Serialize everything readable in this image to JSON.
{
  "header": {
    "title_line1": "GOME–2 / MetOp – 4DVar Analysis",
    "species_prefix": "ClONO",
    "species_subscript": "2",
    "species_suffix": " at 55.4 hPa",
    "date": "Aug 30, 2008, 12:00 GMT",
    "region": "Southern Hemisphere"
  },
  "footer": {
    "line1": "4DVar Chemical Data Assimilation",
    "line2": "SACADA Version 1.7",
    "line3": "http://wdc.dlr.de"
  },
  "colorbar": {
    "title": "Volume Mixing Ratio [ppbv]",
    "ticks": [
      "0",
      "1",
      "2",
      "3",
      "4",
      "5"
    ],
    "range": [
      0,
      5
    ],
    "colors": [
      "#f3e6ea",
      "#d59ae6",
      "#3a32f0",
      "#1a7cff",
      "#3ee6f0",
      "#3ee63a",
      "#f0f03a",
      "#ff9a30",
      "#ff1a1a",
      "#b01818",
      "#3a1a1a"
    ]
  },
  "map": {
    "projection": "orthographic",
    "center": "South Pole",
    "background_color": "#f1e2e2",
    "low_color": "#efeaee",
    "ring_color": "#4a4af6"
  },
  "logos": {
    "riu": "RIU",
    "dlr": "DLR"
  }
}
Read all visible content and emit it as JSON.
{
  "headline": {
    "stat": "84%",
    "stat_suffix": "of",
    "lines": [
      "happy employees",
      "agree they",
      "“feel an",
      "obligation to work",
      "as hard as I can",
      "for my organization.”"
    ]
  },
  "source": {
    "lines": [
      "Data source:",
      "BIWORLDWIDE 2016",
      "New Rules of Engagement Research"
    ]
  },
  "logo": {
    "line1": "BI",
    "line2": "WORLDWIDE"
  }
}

__WHAT THE EXERCISE ASKS__. Transcribe the whole listing exactly.

__TASK ANSWER__.
Serialize everything readable in this image to JSON.
{
  "header": {
    "title_line1": "GOME–2 / MetOp – 4DVar Analysis",
    "species_prefix": "ClONO",
    "species_subscript": "2",
    "species_suffix": " at 55.4 hPa",
    "date": "Aug 30, 2008, 12:00 GMT",
    "region": "Southern Hemisphere"
  },
  "footer": {
    "line1": "4DVar Chemical Data Assimilation",
    "line2": "SACADA Version 1.7",
    "line3": "http://wdc.dlr.de"
  },
  "colorbar": {
    "title": "Volume Mixing Ratio [ppbv]",
    "ticks": [
      "0",
      "1",
      "2",
      "3",
      "4",
      "5"
    ],
    "range": [
      0,
      5
    ],
    "colors": [
      "#f3e6ea",
      "#d59ae6",
      "#3a32f0",
      "#1a7cff",
      "#3ee6f0",
      "#3ee63a",
      "#f0f03a",
      "#ff9a30",
      "#ff1a1a",
      "#b01818",
      "#3a1a1a"
    ]
  },
  "map": {
    "projection": "orthographic",
    "center": "South Pole",
    "background_color": "#f1e2e2",
    "low_color": "#efeaee",
    "ring_color": "#4a4af6"
  },
  "logos": {
    "riu": "RIU",
    "dlr": "DLR"
  }
}
Read all visible content and emit it as JSON.
{
  "headline": {
    "stat": "84%",
    "stat_suffix": "of",
    "lines": [
      "happy employees",
      "agree they",
      "“feel an",
      "obligation to work",
      "as hard as I can",
      "for my organization.”"
    ]
  },
  "source": {
    "lines": [
      "Data source:",
      "BIWORLDWIDE 2016",
      "New Rules of Engagement Research"
    ]
  },
  "logo": {
    "line1": "BI",
    "line2": "WORLDWIDE"
  }
}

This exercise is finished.